━━━ 読解文
ネイティブ AOT のデプロイの詳細については、「 ネイティブ AOT のデプロイ」を参照してください。
ReadyToRun のデプロイ
ReadyToRun コンパイルを使用してアプリを発行すると、アプリケーション アセンブリは ReadyToRun (R2R) 形式でコンパイルされます。 R2R は、Just-In-Time (JIT) コンパイラがアプリケーションの読み込み時に実行する必要がある作業量を減らすことで、スタートアップ パフォーマンスを向上させる、事前実行 (AOT) コンパイルの形式です。 この発行オプションは、 フレームワークに依存 する展開モードと 自己完結型 展開モードの両方で使用できます。
ReadyToRun バイナリには、中間言語 (IL) コードと同じコードのネイティブ バージョンの両方が含まれています。 R2R バイナリは通常のアセンブリよりも大きくなりますが、起動パフォーマンスが向上します。
利点
- 起動時間の短縮: アプリの起動時に JIT コンパイラを実行する時間が短縮されました。
- 初回使用時のパフォーマンスの向上: コード パスの初回実行の待機時間が短縮されました。
- 既存のコードとの互換性: ほとんどの .NET ライブラリとフレームワークで変更なしで動作します。
- 柔軟なデプロイ: フレームワークに依存する展開 モードと 自己完結型展開モードの 両方と組み合わせることができます。
━━━━━━
### 取り組む課題
- a) 次の (i)〜(iii) が ReadyToRun デプロイの説明文と合うか判定せよ。それぞれ「はい」か「いいえ」で答え、決め手となる説明文の語句をそのまま引用すること。
(i) R2R バイナリは通常のアセンブリよりも小さくなる。
(ii) ReadyToRun の発行オプションは自己完結型展開モードでも使用できる。
(iii) ReadyToRun バイナリにはネイティブ コードだけが含まれ、IL コードは含まれない。
- b) ReadyToRun デプロイの説明文のうち、「ReadyToRun のデプロイ」から「アプリの起動時に JIT コンパイラを実行する時間が短縮されました。」まで（両端を含む）を一字も変えずに書き写せ。
- c) ReadyToRun デプロイの説明文を、最後の文の後から書き継いでください。
これらの行は解答に使わない。
━━━ 提供された行
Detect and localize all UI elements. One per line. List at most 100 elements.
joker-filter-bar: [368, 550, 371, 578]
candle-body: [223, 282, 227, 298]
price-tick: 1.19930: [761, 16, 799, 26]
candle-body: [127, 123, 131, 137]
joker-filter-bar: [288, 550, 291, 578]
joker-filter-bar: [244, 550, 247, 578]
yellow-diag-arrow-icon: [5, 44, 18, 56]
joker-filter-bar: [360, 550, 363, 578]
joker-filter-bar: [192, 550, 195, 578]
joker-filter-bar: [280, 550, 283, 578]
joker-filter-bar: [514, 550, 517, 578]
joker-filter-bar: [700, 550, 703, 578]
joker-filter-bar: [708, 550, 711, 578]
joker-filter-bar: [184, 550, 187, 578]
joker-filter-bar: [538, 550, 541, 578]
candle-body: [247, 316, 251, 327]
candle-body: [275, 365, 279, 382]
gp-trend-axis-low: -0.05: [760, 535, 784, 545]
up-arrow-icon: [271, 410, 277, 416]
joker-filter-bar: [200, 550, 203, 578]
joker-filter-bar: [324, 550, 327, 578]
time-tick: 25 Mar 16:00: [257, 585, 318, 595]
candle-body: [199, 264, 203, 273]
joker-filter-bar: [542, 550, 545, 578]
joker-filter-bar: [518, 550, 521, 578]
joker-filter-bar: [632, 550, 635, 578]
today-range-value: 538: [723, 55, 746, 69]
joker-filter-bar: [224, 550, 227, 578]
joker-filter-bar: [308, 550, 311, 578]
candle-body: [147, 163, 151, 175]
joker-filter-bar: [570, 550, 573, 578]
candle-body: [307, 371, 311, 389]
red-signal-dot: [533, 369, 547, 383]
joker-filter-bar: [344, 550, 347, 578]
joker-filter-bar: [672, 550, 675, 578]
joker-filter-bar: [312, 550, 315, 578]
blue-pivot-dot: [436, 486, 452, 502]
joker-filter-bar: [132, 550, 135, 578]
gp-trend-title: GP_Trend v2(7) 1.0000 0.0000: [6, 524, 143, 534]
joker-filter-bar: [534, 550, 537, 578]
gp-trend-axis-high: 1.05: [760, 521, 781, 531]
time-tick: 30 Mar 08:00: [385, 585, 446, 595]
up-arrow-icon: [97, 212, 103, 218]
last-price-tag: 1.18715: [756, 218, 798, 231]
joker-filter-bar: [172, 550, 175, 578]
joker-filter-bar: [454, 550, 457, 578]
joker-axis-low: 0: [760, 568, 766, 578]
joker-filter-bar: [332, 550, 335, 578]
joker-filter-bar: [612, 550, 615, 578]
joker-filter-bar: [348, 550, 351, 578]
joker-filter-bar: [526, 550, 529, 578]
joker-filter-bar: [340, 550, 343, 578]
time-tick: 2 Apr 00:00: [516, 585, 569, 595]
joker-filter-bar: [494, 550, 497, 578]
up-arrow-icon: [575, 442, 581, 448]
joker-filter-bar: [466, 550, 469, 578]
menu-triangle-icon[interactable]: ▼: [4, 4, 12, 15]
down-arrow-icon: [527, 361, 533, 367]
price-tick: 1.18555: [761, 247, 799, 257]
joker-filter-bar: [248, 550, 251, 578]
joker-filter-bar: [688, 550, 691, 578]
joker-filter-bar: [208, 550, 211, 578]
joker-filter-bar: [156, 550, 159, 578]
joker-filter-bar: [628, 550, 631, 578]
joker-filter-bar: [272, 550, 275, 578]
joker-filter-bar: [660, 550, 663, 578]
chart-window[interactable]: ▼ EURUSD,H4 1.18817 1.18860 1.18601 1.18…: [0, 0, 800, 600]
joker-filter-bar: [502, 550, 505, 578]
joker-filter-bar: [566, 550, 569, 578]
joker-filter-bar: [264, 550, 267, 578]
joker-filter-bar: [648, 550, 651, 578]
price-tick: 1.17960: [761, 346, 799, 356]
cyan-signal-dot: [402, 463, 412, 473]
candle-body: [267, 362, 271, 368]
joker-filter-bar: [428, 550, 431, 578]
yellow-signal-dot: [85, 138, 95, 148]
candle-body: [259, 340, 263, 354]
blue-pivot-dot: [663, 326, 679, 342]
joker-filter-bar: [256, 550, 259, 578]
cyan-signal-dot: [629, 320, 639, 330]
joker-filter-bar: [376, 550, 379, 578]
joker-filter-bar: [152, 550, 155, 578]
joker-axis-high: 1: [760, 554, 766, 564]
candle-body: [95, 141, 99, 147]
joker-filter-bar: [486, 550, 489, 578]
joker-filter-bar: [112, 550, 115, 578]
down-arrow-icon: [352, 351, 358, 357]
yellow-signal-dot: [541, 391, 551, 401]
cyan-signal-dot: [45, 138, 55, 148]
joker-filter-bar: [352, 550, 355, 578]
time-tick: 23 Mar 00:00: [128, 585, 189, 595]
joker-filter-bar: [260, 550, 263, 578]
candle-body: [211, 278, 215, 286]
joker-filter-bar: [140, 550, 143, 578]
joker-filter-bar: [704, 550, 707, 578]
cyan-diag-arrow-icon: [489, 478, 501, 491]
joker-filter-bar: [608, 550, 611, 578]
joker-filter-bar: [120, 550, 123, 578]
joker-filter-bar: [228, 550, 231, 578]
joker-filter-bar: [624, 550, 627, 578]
━━━━━━
### 想定される解答
- a)
(i) いいえ。「R2R バイナリは通常のアセンブリよりも大きくなります」
(ii) はい。「この発行オプションは、 フレームワークに依存 する展開モードと 自己完結型 展開モードの両方で使用できます。」
(iii) いいえ。「中間言語 (IL) コードと同じコードのネイティブ バージョンの両方が含まれています。」

- b)
ReadyToRun のデプロイ
ReadyToRun コンパイルを使用してアプリを発行すると、アプリケーション アセンブリは ReadyToRun (R2R) 形式でコンパイルされます。 R2R は、Just-In-Time (JIT) コンパイラがアプリケーションの読み込み時に実行する必要がある作業量を減らすことで、スタートアップ パフォーマンスを向上させる、事前実行 (AOT) コンパイルの形式です。 この発行オプションは、 フレームワークに依存 する展開モードと 自己完結型 展開モードの両方で使用できます。
ReadyToRun バイナリには、中間言語 (IL) コードと同じコードのネイティブ バージョンの両方が含まれています。 R2R バイナリは通常のアセンブリよりも大きくなりますが、起動パフォーマンスが向上します。
利点
- 起動時間の短縮: アプリの起動時に JIT コンパイラを実行する時間が短縮されました。

- c)
欠点
- サイズが大きい: IL コードとネイティブ コードの両方が含まれるため、アプリはディスク上で大きくなります。
- ビルド時間が長い: コンパイルには、標準の発行よりも多くの時間がかかります。
- プラットフォーム固有の最適化: 最適なパフォーマンスの向上には、特定のプラットフォームをターゲットにする必要があります。
公開する
dotnet publish -c Release -r <RID> -p:PublishReadyToRun=true
-c Release
このスイッチは、ビルド構成をリリースに設定します。これは運用環境のデプロイ用に最適化されています。
-r <RID>
このスイッチでは、ランタイム識別子 (RID) を使用してターゲット プラットフォームを指定し、ネイティブの依存関係が含まれていることを確認します (必要な場合)。 ランタイム識別子の一覧については、 ランタイム識別子 (RID) カタログを参照してください。
-p:PublishReadyToRun=true
このプロパティを使用すると、ReadyToRun コンパイルが有効になり、アセンブリをプリコンパイルすることで起動パフォーマンスが向上します。
- ソリューション エクスプローラーでプロジェクトを右クリックし、[発行] を選択します。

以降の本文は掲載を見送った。